• _Study text_:
========================================================================

After a clean install, I can start Teams, login and use it normally for the first run only. But when I close the application and try to restart it later, there is a delay of around 55 seconds, which ends with a request timeout.
I tried to delete the files in the Teams folder and found that the error wouldn't happen the following file was deleted:
%AppData%\Microsoft\Teams\settings.json
However, every time Teams is started, the file is created or overwritten again.
The next step was to find the exact setting within the settings.json file. After I change the enableProcessIntegrityLevel property-value from true to false and save the file, Teams starts once, without the timeout error:
"enableProcessIntegrityLevel":false
What does this value exactly do and how can I fix the problem?
Teams version 1.0 did not have this issue, but I updated to a newer version and cannot downgrade to the version that worked for me.
Some Details:
Teams version: 1.2.00.8864 x64 (last, from 30.03.2019)
Tried on:
- Windows Server 2016 x64 1607 Build (14393.1884)

========================================================================

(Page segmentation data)
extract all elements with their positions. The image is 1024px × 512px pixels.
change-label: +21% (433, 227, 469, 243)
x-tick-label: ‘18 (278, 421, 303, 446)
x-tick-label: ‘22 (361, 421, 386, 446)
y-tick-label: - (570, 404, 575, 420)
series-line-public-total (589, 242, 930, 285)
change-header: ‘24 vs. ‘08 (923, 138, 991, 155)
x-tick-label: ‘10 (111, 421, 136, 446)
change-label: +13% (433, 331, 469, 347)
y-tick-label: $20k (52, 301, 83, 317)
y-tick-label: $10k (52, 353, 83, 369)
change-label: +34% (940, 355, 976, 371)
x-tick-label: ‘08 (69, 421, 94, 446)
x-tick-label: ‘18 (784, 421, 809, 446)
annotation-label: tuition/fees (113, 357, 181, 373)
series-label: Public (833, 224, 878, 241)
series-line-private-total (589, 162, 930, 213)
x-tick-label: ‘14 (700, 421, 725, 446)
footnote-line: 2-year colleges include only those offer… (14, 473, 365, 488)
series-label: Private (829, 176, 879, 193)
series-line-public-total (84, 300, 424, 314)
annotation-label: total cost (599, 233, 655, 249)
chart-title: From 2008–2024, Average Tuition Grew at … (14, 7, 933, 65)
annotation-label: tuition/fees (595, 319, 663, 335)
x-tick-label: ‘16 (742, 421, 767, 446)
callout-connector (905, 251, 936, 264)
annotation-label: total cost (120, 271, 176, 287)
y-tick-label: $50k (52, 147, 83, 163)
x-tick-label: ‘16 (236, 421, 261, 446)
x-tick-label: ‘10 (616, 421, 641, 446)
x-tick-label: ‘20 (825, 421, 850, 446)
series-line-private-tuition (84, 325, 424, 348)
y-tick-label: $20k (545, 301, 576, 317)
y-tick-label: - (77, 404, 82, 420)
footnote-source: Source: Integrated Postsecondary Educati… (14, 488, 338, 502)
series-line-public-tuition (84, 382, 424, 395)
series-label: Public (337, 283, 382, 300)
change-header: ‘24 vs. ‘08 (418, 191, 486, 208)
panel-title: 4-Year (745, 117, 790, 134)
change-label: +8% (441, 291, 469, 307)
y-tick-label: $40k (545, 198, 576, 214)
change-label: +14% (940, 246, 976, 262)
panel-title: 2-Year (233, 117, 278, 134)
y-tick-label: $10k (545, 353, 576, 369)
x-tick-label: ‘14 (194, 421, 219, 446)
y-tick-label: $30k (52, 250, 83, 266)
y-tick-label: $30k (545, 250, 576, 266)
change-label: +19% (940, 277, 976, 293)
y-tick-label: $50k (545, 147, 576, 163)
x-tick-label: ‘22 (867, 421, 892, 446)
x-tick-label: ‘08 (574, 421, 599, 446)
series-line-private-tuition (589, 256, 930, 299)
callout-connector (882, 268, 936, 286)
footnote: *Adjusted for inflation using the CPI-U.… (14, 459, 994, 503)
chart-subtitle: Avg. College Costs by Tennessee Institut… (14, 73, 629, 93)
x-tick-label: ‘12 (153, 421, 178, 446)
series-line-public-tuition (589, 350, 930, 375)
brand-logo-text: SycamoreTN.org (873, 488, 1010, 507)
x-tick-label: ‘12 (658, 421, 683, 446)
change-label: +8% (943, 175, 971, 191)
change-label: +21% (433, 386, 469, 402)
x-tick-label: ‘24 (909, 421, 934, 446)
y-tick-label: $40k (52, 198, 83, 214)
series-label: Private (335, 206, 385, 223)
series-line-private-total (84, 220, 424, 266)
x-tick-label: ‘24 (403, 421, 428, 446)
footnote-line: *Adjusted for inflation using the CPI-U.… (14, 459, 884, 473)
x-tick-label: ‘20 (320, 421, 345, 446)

========================================================================

• _Using the information_:
A) Do the following statements agree with the Teams post? Answer yes or no for each and quote the words that decide it.
(i) The delay when restarting Teams lasts about 55 seconds.
(ii) After settings.json is deleted, Teams does not create it again.
(iii) The problem was tried on Windows Server 2019.
B) Answer from the Teams post:
(i) Which property in settings.json was changed from true to false?
(ii) Which Teams version did not have this issue?
(iii) What Teams version is given in the details?
C) Write what comes next in the Teams post, picking up after its last line.

• _Expected responses_:
A)
(i) Yes: "there is a delay of around 55 seconds, which ends with a request timeout."
(ii) No: "every time Teams is started, the file is created or overwritten again."
(iii) No: "Windows Server 2016 x64 1607 Build (14393.1884)"

B)
(i) enableProcessIntegrityLevel
(ii) Teams version 1.0
(iii) 1.2.00.8864 x64

C)
- Windows Server 2008 R2 x64 7601 Build SP1
- Windows 7 x64 / Windows 10 x64
Error message:
Oh no ... we can't connect to the internet. Check your connection
Error code - Request timeout
Failed to connect to settings endpoint
Teams-Log:
Teams try 7 times to connect somewhere but this fails.
In this tech community thread are some more log files instances from when this error occurs.
EDIT:
Hi, today I found a workaround for the issue :)
Sign out and close any instances of Microsoft Teams running.
Navigate to the following path: %userprofile%\appdata\Roaming\Microsoft\Teams
Create a json file called hooks.json
Use your favourite notepad editor, add the following line to the newly created file:
{"enableProcessIntegrityLevel": false}
Save and close the file.
Now, re-open Microsoft Teams and sign in.
Source: thread on answers.microsoft.com
We will now distribute the hooks.json file via a policy.